Dataset entries
* * *

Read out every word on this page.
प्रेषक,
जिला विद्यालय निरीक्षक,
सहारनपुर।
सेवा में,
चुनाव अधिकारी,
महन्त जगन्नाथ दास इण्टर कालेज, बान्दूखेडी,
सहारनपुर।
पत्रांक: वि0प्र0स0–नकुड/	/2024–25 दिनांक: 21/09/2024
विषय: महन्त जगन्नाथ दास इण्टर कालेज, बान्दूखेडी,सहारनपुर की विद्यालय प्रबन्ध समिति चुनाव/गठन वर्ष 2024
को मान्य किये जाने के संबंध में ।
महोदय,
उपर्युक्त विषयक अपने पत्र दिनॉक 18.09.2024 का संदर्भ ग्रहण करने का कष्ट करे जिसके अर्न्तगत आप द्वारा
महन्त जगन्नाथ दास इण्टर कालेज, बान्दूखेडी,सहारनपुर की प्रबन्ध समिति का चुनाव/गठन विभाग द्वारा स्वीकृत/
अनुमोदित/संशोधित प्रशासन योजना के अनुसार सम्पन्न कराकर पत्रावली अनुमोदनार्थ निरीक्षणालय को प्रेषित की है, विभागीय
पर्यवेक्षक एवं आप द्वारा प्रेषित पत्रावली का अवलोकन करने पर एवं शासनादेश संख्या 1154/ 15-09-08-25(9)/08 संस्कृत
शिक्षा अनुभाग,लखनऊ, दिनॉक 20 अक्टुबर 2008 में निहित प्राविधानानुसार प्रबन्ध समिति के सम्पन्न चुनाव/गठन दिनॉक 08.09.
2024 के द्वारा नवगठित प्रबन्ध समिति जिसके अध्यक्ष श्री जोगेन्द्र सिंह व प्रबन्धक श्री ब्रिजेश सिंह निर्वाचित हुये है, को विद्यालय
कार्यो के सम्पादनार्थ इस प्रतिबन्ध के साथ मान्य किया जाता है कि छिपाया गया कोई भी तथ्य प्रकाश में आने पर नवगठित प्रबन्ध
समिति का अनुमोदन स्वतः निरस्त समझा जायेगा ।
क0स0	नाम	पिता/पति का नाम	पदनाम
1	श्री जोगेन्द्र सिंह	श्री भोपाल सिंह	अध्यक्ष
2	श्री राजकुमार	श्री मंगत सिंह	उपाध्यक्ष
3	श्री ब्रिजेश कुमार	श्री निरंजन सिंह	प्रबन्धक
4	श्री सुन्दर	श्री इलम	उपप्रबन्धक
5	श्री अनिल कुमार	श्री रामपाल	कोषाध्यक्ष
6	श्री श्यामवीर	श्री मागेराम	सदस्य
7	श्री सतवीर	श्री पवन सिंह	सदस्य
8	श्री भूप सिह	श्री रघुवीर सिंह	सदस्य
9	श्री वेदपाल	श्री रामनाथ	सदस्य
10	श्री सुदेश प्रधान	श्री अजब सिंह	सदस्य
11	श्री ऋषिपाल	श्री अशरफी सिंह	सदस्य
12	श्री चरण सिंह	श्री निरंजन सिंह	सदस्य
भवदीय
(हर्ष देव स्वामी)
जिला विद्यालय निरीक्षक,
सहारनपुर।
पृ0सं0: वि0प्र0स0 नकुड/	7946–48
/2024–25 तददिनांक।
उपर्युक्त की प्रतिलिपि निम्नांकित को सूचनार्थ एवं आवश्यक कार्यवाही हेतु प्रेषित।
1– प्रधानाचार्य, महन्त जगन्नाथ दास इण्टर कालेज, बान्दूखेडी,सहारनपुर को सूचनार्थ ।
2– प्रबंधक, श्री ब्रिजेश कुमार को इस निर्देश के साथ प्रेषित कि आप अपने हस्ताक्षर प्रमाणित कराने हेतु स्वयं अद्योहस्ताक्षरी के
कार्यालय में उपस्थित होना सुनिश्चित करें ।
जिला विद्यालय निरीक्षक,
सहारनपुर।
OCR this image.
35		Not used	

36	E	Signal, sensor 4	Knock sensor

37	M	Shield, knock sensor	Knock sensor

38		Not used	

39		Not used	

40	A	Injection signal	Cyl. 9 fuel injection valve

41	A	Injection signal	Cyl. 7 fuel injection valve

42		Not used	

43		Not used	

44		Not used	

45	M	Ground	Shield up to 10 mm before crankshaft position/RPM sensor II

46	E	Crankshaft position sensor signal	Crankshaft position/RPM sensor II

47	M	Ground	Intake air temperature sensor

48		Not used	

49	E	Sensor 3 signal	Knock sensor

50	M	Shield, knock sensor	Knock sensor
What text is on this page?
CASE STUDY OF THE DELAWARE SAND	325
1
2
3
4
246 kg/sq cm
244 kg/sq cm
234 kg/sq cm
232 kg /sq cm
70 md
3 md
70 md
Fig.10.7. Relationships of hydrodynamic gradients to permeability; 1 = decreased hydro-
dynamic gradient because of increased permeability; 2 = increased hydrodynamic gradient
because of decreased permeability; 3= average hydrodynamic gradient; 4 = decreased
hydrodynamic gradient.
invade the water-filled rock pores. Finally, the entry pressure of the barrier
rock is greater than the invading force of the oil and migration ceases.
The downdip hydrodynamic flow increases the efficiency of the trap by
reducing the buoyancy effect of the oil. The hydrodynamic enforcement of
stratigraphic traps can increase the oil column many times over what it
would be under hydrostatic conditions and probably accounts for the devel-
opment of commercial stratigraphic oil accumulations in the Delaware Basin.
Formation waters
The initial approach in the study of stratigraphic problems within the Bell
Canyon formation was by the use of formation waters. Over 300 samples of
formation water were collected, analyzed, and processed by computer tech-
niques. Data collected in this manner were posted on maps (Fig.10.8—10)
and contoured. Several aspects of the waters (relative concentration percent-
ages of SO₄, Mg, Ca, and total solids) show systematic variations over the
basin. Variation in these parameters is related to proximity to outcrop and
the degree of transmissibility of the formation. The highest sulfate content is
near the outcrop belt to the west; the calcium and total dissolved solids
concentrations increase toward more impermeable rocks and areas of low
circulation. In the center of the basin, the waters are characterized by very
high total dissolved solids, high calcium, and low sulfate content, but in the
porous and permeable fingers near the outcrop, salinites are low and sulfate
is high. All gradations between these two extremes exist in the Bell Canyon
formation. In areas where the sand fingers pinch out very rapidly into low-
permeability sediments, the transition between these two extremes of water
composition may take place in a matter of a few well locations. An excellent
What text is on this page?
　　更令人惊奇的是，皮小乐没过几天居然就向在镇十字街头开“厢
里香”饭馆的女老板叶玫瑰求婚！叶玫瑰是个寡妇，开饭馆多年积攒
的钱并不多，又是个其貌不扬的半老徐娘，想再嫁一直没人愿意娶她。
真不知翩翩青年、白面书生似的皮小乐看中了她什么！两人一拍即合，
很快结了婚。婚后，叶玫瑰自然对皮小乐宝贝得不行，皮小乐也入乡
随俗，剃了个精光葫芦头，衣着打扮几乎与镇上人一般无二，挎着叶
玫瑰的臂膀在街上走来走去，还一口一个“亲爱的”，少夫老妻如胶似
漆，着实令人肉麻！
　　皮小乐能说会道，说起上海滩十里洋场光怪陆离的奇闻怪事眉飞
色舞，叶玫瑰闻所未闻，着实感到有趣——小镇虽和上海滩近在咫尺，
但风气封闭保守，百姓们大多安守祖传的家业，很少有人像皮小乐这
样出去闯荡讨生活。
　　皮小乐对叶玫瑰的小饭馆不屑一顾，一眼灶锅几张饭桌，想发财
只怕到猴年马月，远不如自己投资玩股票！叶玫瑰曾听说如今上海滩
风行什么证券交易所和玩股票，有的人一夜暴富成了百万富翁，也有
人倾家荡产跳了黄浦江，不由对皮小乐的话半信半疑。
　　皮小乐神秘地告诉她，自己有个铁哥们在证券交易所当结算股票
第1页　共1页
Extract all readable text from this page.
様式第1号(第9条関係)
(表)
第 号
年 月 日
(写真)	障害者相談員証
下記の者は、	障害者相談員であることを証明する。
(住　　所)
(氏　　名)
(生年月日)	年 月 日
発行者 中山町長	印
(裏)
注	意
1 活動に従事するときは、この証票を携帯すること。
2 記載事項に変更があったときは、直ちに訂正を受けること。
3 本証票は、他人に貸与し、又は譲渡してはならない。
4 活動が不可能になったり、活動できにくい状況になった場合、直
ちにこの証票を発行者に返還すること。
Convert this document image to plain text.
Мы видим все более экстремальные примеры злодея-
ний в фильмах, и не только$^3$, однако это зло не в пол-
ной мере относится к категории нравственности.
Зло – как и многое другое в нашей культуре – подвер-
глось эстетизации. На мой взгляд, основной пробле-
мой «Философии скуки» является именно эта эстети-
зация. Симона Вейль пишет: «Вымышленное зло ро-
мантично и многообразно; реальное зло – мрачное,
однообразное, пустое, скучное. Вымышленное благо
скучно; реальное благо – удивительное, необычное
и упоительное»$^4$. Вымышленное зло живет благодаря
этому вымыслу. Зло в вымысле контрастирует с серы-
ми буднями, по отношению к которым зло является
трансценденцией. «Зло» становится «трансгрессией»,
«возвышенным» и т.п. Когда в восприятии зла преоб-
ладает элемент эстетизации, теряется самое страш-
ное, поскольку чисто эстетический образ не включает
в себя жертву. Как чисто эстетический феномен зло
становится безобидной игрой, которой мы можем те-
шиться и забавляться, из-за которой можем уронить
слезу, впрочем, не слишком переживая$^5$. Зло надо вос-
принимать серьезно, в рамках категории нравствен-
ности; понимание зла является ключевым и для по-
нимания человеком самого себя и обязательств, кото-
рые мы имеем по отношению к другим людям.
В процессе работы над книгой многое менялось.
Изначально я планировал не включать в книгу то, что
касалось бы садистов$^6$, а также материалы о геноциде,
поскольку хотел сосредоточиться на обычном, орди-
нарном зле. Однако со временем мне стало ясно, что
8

* * *

• **What is needed**
Copy out each line in the preceding records that contains "were".

• **Task solution**
formation water were collected, analyzed, and processed by computer tech-
niques. Data collected in this manner were posted on maps (Fig.10.8—10)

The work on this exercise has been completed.